● Requirement:
Return the listing below exactly, with the pictures dropped.

Figure collection entries

- - -

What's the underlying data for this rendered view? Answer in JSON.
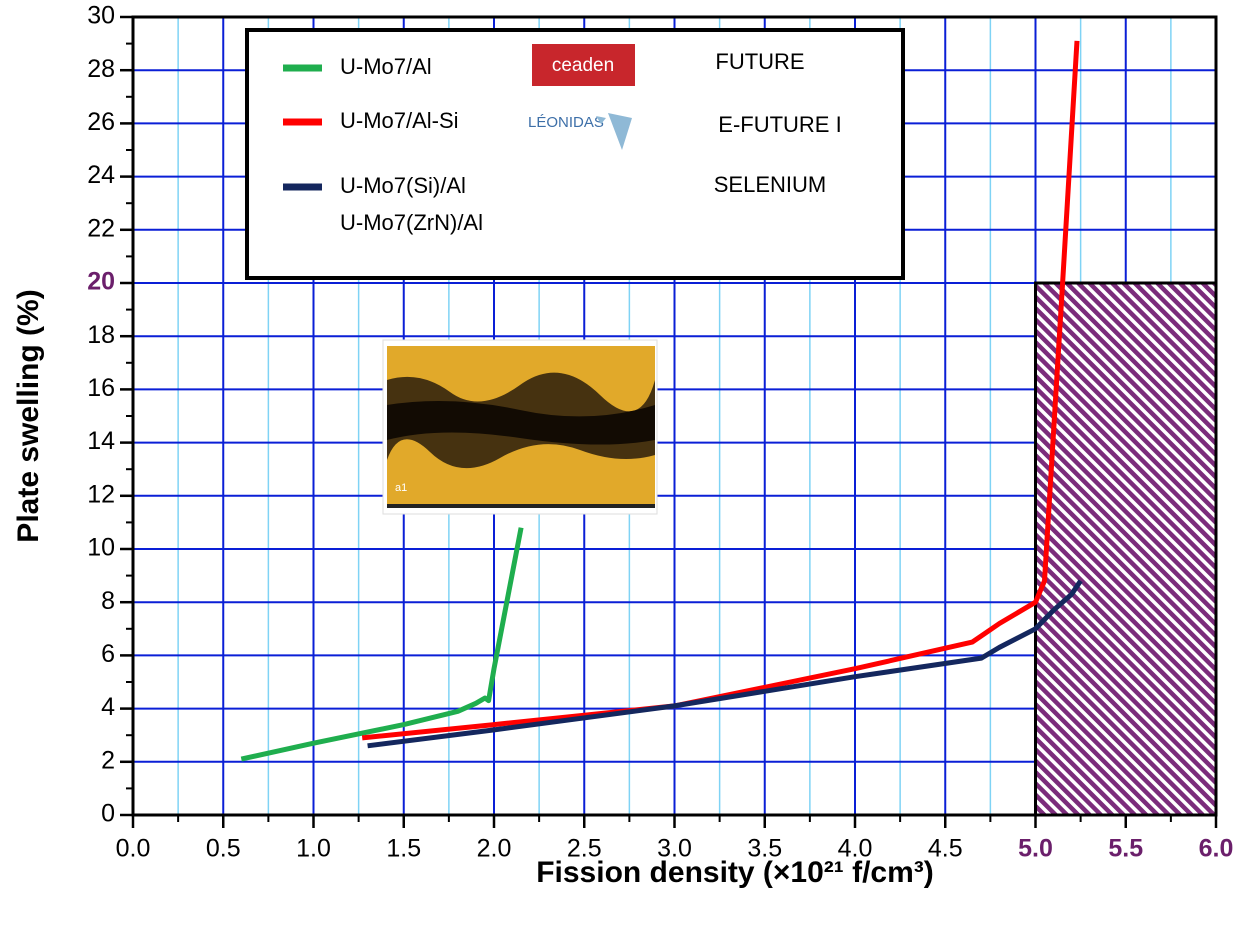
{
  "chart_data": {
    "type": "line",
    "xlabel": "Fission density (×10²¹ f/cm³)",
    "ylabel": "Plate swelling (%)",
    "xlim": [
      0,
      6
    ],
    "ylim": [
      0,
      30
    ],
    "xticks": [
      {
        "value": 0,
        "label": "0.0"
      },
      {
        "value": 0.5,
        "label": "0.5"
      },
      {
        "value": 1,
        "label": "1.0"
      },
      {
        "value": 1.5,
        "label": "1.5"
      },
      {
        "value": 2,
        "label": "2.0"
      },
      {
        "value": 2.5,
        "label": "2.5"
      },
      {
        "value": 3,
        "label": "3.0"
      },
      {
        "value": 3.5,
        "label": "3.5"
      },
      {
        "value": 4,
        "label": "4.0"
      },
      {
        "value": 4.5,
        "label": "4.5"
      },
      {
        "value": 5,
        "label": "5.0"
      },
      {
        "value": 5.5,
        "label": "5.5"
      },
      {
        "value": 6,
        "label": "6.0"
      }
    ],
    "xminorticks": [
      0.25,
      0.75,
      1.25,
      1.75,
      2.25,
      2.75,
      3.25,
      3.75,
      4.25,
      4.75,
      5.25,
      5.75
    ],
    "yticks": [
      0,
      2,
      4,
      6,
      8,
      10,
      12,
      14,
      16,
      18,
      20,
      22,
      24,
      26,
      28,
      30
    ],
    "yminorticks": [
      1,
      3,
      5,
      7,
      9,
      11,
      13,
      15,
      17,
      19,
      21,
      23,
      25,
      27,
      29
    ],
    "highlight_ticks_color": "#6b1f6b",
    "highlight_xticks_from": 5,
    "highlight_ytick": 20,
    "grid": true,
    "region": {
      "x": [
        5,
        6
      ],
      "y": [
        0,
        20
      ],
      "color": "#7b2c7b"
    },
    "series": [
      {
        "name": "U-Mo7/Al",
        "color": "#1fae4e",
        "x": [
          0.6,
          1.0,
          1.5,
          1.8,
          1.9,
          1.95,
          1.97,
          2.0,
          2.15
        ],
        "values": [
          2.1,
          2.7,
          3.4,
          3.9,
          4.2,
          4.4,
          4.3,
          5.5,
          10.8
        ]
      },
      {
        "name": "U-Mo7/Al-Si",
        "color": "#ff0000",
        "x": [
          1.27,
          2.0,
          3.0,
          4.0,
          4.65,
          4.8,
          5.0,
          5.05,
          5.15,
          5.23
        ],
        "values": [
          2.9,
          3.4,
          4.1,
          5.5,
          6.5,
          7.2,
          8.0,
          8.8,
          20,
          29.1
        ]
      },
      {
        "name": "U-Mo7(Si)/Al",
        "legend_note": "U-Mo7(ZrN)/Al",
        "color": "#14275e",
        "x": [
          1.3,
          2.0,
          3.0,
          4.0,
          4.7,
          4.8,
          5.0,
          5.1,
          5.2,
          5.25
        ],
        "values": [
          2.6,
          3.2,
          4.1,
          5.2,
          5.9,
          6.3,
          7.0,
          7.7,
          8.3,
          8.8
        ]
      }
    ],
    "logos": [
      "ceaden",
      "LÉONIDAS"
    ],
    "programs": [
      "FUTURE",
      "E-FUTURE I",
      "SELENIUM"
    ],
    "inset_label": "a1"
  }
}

- - -

● Answer below:
What's the underlying data for this rendered view? Answer in JSON.
{
  "chart_data": {
    "type": "line",
    "xlabel": "Fission density (×10²¹ f/cm³)",
    "ylabel": "Plate swelling (%)",
    "xlim": [
      0,
      6
    ],
    "ylim": [
      0,
      30
    ],
    "xticks": [
      {
        "value": 0,
        "label": "0.0"
      },
      {
        "value": 0.5,
        "label": "0.5"
      },
      {
        "value": 1,
        "label": "1.0"
      },
      {
        "value": 1.5,
        "label": "1.5"
      },
      {
        "value": 2,
        "label": "2.0"
      },
      {
        "value": 2.5,
        "label": "2.5"
      },
      {
        "value": 3,
        "label": "3.0"
      },
      {
        "value": 3.5,
        "label": "3.5"
      },
      {
        "value": 4,
        "label": "4.0"
      },
      {
        "value": 4.5,
        "label": "4.5"
      },
      {
        "value": 5,
        "label": "5.0"
      },
      {
        "value": 5.5,
        "label": "5.5"
      },
      {
        "value": 6,
        "label": "6.0"
      }
    ],
    "xminorticks": [
      0.25,
      0.75,
      1.25,
      1.75,
      2.25,
      2.75,
      3.25,
      3.75,
      4.25,
      4.75,
      5.25,
      5.75
    ],
    "yticks": [
      0,
      2,
      4,
      6,
      8,
      10,
      12,
      14,
      16,
      18,
      20,
      22,
      24,
      26,
      28,
      30
    ],
    "yminorticks": [
      1,
      3,
      5,
      7,
      9,
      11,
      13,
      15,
      17,
      19,
      21,
      23,
      25,
      27,
      29
    ],
    "highlight_ticks_color": "#6b1f6b",
    "highlight_xticks_from": 5,
    "highlight_ytick": 20,
    "grid": true,
    "region": {
      "x": [
        5,
        6
      ],
      "y": [
        0,
        20
      ],
      "color": "#7b2c7b"
    },
    "series": [
      {
        "name": "U-Mo7/Al",
        "color": "#1fae4e",
        "x": [
          0.6,
          1.0,
          1.5,
          1.8,
          1.9,
          1.95,
          1.97,
          2.0,
          2.15
        ],
        "values": [
          2.1,
          2.7,
          3.4,
          3.9,
          4.2,
          4.4,
          4.3,
          5.5,
          10.8
        ]
      },
      {
        "name": "U-Mo7/Al-Si",
        "color": "#ff0000",
        "x": [
          1.27,
          2.0,
          3.0,
          4.0,
          4.65,
          4.8,
          5.0,
          5.05,
          5.15,
          5.23
        ],
        "values": [
          2.9,
          3.4,
          4.1,
          5.5,
          6.5,
          7.2,
          8.0,
          8.8,
          20,
          29.1
        ]
      },
      {
        "name": "U-Mo7(Si)/Al",
        "legend_note": "U-Mo7(ZrN)/Al",
        "color": "#14275e",
        "x": [
          1.3,
          2.0,
          3.0,
          4.0,
          4.7,
          4.8,
          5.0,
          5.1,
          5.2,
          5.25
        ],
        "values": [
          2.6,
          3.2,
          4.1,
          5.2,
          5.9,
          6.3,
          7.0,
          7.7,
          8.3,
          8.8
        ]
      }
    ],
    "logos": [
      "ceaden",
      "LÉONIDAS"
    ],
    "programs": [
      "FUTURE",
      "E-FUTURE I",
      "SELENIUM"
    ],
    "inset_label": "a1"
  }
}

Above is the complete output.